- **DESCRIPTION OF THE TASK**:
Review the material line by line. Identify and copy every line that contains the string "phlebitidis".

********

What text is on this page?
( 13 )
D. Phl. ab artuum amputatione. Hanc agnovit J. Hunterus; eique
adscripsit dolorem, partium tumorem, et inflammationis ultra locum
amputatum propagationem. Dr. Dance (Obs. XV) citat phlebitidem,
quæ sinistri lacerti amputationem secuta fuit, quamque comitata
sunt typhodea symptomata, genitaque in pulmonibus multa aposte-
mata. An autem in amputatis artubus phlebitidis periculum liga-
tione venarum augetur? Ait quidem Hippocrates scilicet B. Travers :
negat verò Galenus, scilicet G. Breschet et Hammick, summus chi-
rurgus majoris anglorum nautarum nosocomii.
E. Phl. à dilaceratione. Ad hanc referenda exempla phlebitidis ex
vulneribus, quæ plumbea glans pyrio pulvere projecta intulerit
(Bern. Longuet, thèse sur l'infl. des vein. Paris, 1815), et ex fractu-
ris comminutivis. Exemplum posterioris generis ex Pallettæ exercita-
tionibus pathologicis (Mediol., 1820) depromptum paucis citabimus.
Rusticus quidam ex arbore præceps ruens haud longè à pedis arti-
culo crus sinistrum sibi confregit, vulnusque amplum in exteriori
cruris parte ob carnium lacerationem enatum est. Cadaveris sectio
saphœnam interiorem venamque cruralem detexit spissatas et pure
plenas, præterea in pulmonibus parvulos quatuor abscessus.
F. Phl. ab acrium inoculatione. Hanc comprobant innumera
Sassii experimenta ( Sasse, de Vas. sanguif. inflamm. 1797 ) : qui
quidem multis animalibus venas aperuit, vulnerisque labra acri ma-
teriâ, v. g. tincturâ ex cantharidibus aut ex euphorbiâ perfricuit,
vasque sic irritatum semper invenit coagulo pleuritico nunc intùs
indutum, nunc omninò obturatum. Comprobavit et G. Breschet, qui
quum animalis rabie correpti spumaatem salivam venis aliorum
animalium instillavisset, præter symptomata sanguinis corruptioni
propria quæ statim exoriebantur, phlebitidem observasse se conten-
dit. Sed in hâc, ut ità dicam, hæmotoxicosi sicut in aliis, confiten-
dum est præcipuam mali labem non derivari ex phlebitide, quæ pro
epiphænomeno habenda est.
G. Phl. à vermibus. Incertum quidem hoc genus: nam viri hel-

********

- **ANSWER SPACE**:
mata. An autem in amputatis artubus phlebitidis periculum liga-
E. Phl. à dilaceratione. Ad hanc referenda exempla phlebitidis ex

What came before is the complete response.